Start Stored rows

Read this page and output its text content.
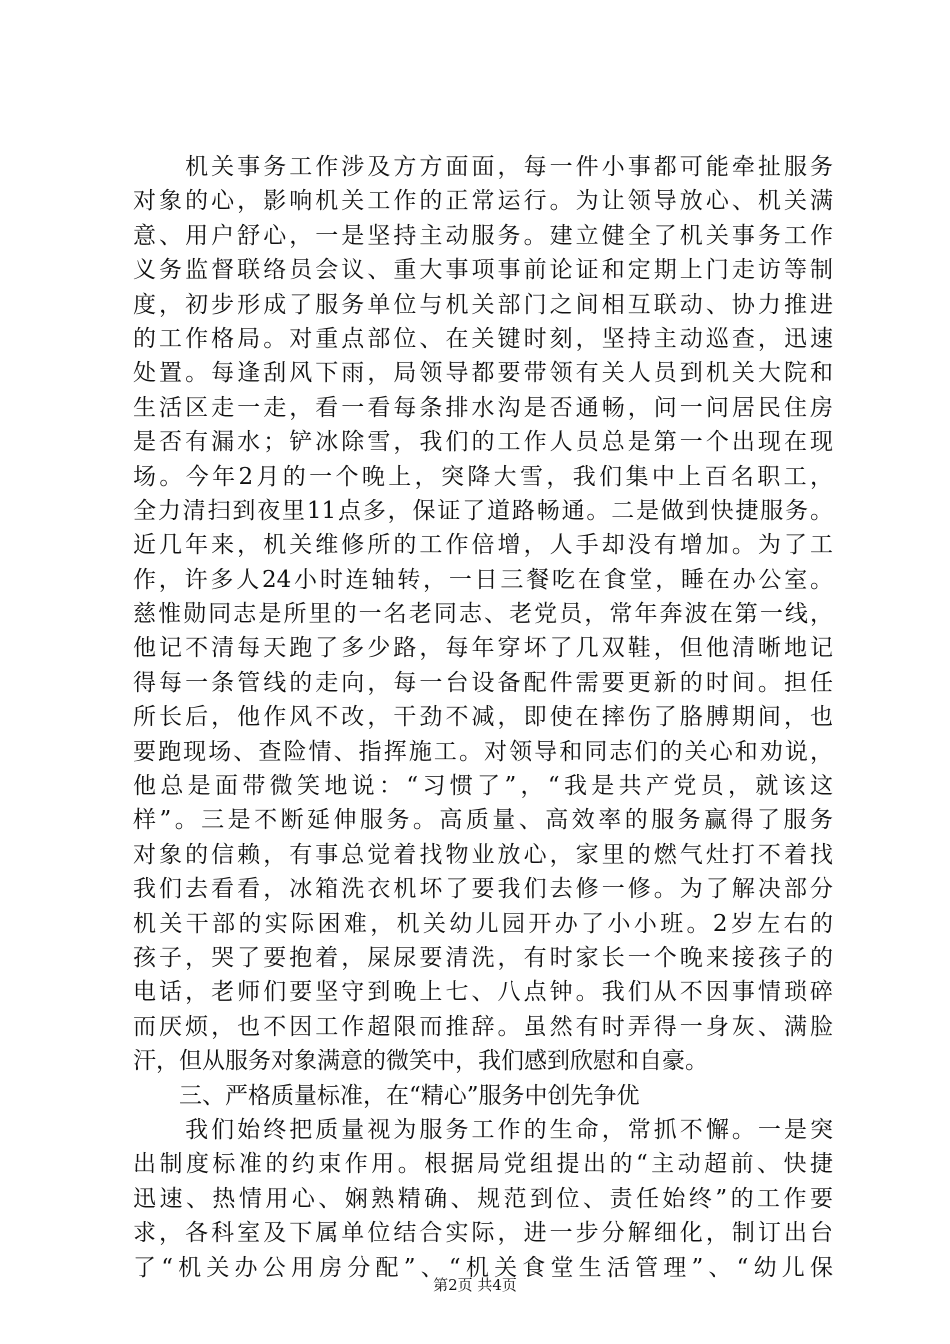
　　机关事务工作涉及方方面面，每一件小事都可能牵扯服务
对象的心，影响机关工作的正常运行。为让领导放心、机关满
意、用户舒心，一是坚持主动服务。建立健全了机关事务工作
义务监督联络员会议、重大事项事前论证和定期上门走访等制
度，初步形成了服务单位与机关部门之间相互联动、协力推进
的工作格局。对重点部位、在关键时刻，坚持主动巡查，迅速
处置。每逢刮风下雨，局领导都要带领有关人员到机关大院和
生活区走一走，看一看每条排水沟是否通畅，问一问居民住房
是否有漏水；铲冰除雪，我们的工作人员总是第一个出现在现
场。今年2月的一个晚上，突降大雪，我们集中上百名职工，
全力清扫到夜里11点多，保证了道路畅通。二是做到快捷服务。
近几年来，机关维修所的工作倍增，人手却没有增加。为了工
作，许多人24小时连轴转，一日三餐吃在食堂，睡在办公室。
慈惟勋同志是所里的一名老同志、老党员，常年奔波在第一线，
他记不清每天跑了多少路，每年穿坏了几双鞋，但他清晰地记
得每一条管线的走向，每一台设备配件需要更新的时间。担任
所长后，他作风不改，干劲不减，即使在摔伤了胳膊期间，也
要跑现场、查险情、指挥施工。对领导和同志们的关心和劝说，
他总是面带微笑地说：“习惯了”，“我是共产党员，就该这
样”。三是不断延伸服务。高质量、高效率的服务赢得了服务
对象的信赖，有事总觉着找物业放心，家里的燃气灶打不着找
我们去看看，冰箱洗衣机坏了要我们去修一修。为了解决部分
机关干部的实际困难，机关幼儿园开办了小小班。2岁左右的
孩子，哭了要抱着，屎尿要清洗，有时家长一个晚来接孩子的
电话，老师们要坚守到晚上七、八点钟。我们从不因事情琐碎
而厌烦，也不因工作超限而推辞。虽然有时弄得一身灰、满脸
汗，但从服务对象满意的微笑中，我们感到欣慰和自豪。
　　三、严格质量标准，在“精心”服务中创先争优
　　我们始终把质量视为服务工作的生命，常抓不懈。一是突
出制度标准的约束作用。根据局党组提出的“主动超前、快捷
迅速、热情用心、娴熟精确、规范到位、责任始终”的工作要
求，各科室及下属单位结合实际，进一步分解细化，制订出台
了“机关办公用房分配”、“机关食堂生活管理”、“幼儿保
第2页 共4页
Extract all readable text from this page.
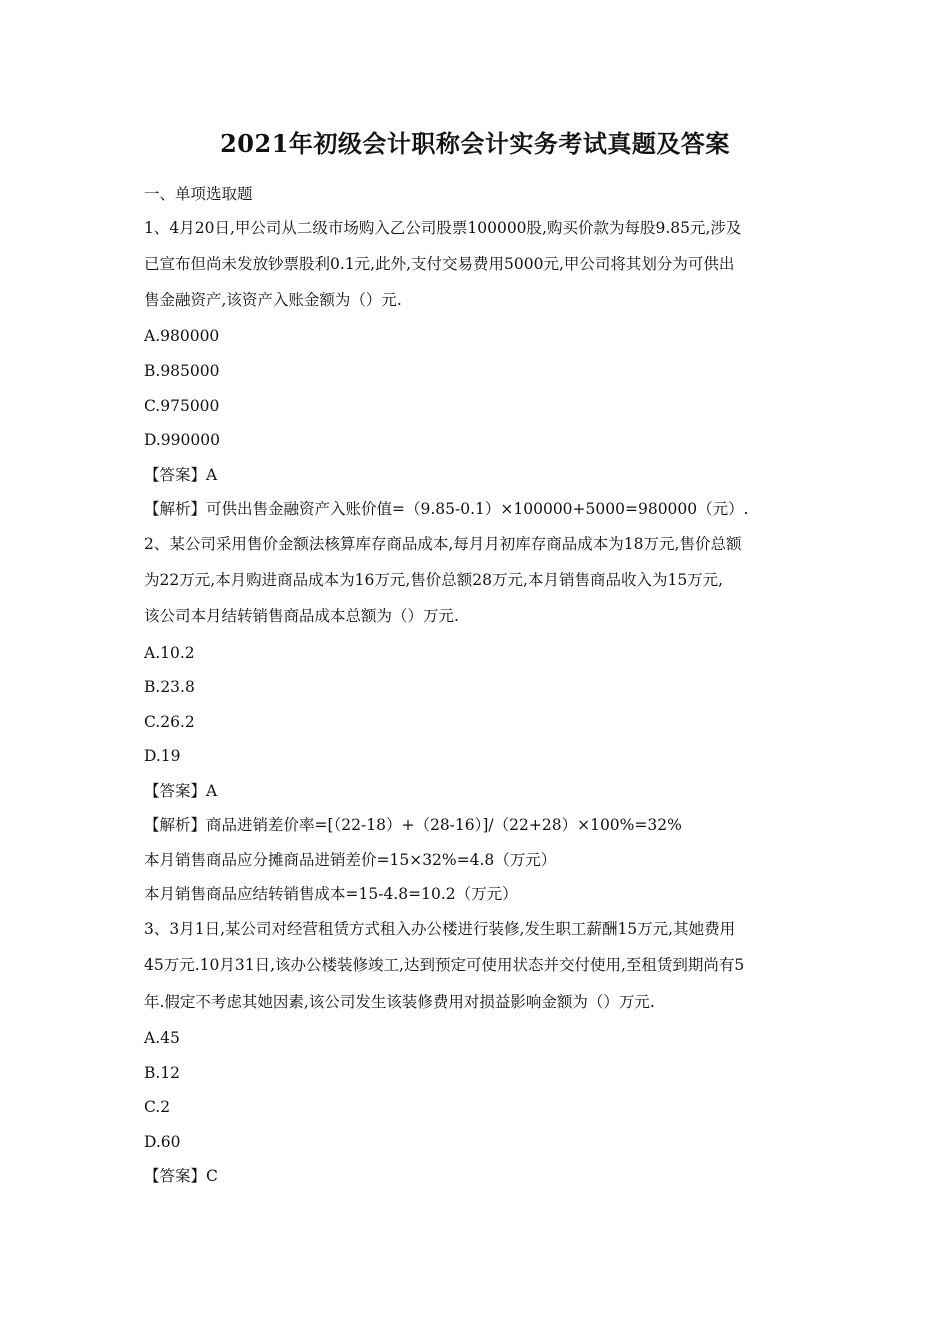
2021年初级会计职称会计实务考试真题及答案
一、单项选取题
1、4月20日,甲公司从二级市场购入乙公司股票100000股,购买价款为每股9.85元,涉及
已宣布但尚未发放钞票股利0.1元,此外,支付交易费用5000元,甲公司将其划分为可供出
售金融资产,该资产入账金额为（）元.
A.980000
B.985000
C.975000
D.990000
【答案】A
【解析】可供出售金融资产入账价值=（9.85-0.1）×100000+5000=980000（元）.
2、某公司采用售价金额法核算库存商品成本,每月月初库存商品成本为18万元,售价总额
为22万元,本月购进商品成本为16万元,售价总额28万元,本月销售商品收入为15万元,
该公司本月结转销售商品成本总额为（）万元.
A.10.2
B.23.8
C.26.2
D.19
【答案】A
【解析】商品进销差价率=[（22-18）+（28-16）]/（22+28）×100%=32%
本月销售商品应分摊商品进销差价=15×32%=4.8（万元）
本月销售商品应结转销售成本=15-4.8=10.2（万元）
3、3月1日,某公司对经营租赁方式租入办公楼进行装修,发生职工薪酬15万元,其她费用
45万元.10月31日,该办公楼装修竣工,达到预定可使用状态并交付使用,至租赁到期尚有5
年.假定不考虑其她因素,该公司发生该装修费用对损益影响金额为（）万元.
A.45
B.12
C.2
D.60
【答案】C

End Stored rows

▶ Task to complete: Repeat the listing verbatim. Skip the pictures.

▶ The response:
Read this page and output its text content.
　　机关事务工作涉及方方面面，每一件小事都可能牵扯服务
对象的心，影响机关工作的正常运行。为让领导放心、机关满
意、用户舒心，一是坚持主动服务。建立健全了机关事务工作
义务监督联络员会议、重大事项事前论证和定期上门走访等制
度，初步形成了服务单位与机关部门之间相互联动、协力推进
的工作格局。对重点部位、在关键时刻，坚持主动巡查，迅速
处置。每逢刮风下雨，局领导都要带领有关人员到机关大院和
生活区走一走，看一看每条排水沟是否通畅，问一问居民住房
是否有漏水；铲冰除雪，我们的工作人员总是第一个出现在现
场。今年2月的一个晚上，突降大雪，我们集中上百名职工，
全力清扫到夜里11点多，保证了道路畅通。二是做到快捷服务。
近几年来，机关维修所的工作倍增，人手却没有增加。为了工
作，许多人24小时连轴转，一日三餐吃在食堂，睡在办公室。
慈惟勋同志是所里的一名老同志、老党员，常年奔波在第一线，
他记不清每天跑了多少路，每年穿坏了几双鞋，但他清晰地记
得每一条管线的走向，每一台设备配件需要更新的时间。担任
所长后，他作风不改，干劲不减，即使在摔伤了胳膊期间，也
要跑现场、查险情、指挥施工。对领导和同志们的关心和劝说，
他总是面带微笑地说：“习惯了”，“我是共产党员，就该这
样”。三是不断延伸服务。高质量、高效率的服务赢得了服务
对象的信赖，有事总觉着找物业放心，家里的燃气灶打不着找
我们去看看，冰箱洗衣机坏了要我们去修一修。为了解决部分
机关干部的实际困难，机关幼儿园开办了小小班。2岁左右的
孩子，哭了要抱着，屎尿要清洗，有时家长一个晚来接孩子的
电话，老师们要坚守到晚上七、八点钟。我们从不因事情琐碎
而厌烦，也不因工作超限而推辞。虽然有时弄得一身灰、满脸
汗，但从服务对象满意的微笑中，我们感到欣慰和自豪。
　　三、严格质量标准，在“精心”服务中创先争优
　　我们始终把质量视为服务工作的生命，常抓不懈。一是突
出制度标准的约束作用。根据局党组提出的“主动超前、快捷
迅速、热情用心、娴熟精确、规范到位、责任始终”的工作要
求，各科室及下属单位结合实际，进一步分解细化，制订出台
了“机关办公用房分配”、“机关食堂生活管理”、“幼儿保
第2页 共4页
Extract all readable text from this page.
2021年初级会计职称会计实务考试真题及答案
一、单项选取题
1、4月20日,甲公司从二级市场购入乙公司股票100000股,购买价款为每股9.85元,涉及
已宣布但尚未发放钞票股利0.1元,此外,支付交易费用5000元,甲公司将其划分为可供出
售金融资产,该资产入账金额为（）元.
A.980000
B.985000
C.975000
D.990000
【答案】A
【解析】可供出售金融资产入账价值=（9.85-0.1）×100000+5000=980000（元）.
2、某公司采用售价金额法核算库存商品成本,每月月初库存商品成本为18万元,售价总额
为22万元,本月购进商品成本为16万元,售价总额28万元,本月销售商品收入为15万元,
该公司本月结转销售商品成本总额为（）万元.
A.10.2
B.23.8
C.26.2
D.19
【答案】A
【解析】商品进销差价率=[（22-18）+（28-16）]/（22+28）×100%=32%
本月销售商品应分摊商品进销差价=15×32%=4.8（万元）
本月销售商品应结转销售成本=15-4.8=10.2（万元）
3、3月1日,某公司对经营租赁方式租入办公楼进行装修,发生职工薪酬15万元,其她费用
45万元.10月31日,该办公楼装修竣工,达到预定可使用状态并交付使用,至租赁到期尚有5
年.假定不考虑其她因素,该公司发生该装修费用对损益影响金额为（）万元.
A.45
B.12
C.2
D.60
【答案】C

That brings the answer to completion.